Extract the full listing below without altering a single character.

◆ PROVIDED RECORDS:
____

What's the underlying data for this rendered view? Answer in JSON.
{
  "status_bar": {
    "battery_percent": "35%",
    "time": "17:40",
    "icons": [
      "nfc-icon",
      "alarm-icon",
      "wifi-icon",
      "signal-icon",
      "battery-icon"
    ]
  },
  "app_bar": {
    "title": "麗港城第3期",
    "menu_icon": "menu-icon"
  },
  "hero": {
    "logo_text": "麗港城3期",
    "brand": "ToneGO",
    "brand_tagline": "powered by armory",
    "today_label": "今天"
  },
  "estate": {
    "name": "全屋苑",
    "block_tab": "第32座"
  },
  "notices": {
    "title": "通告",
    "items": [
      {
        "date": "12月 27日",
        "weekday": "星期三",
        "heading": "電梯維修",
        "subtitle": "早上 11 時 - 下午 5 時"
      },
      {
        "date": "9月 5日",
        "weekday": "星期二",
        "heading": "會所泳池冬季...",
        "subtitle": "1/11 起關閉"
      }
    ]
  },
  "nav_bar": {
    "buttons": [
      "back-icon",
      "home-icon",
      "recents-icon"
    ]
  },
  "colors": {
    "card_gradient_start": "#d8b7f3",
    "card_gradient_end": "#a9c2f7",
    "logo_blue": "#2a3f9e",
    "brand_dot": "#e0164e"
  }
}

____

◆ SOLUTION TO THE EXERCISE:
What's the underlying data for this rendered view? Answer in JSON.
{
  "status_bar": {
    "battery_percent": "35%",
    "time": "17:40",
    "icons": [
      "nfc-icon",
      "alarm-icon",
      "wifi-icon",
      "signal-icon",
      "battery-icon"
    ]
  },
  "app_bar": {
    "title": "麗港城第3期",
    "menu_icon": "menu-icon"
  },
  "hero": {
    "logo_text": "麗港城3期",
    "brand": "ToneGO",
    "brand_tagline": "powered by armory",
    "today_label": "今天"
  },
  "estate": {
    "name": "全屋苑",
    "block_tab": "第32座"
  },
  "notices": {
    "title": "通告",
    "items": [
      {
        "date": "12月 27日",
        "weekday": "星期三",
        "heading": "電梯維修",
        "subtitle": "早上 11 時 - 下午 5 時"
      },
      {
        "date": "9月 5日",
        "weekday": "星期二",
        "heading": "會所泳池冬季...",
        "subtitle": "1/11 起關閉"
      }
    ]
  },
  "nav_bar": {
    "buttons": [
      "back-icon",
      "home-icon",
      "recents-icon"
    ]
  },
  "colors": {
    "card_gradient_start": "#d8b7f3",
    "card_gradient_end": "#a9c2f7",
    "logo_blue": "#2a3f9e",
    "brand_dot": "#e0164e"
  }
}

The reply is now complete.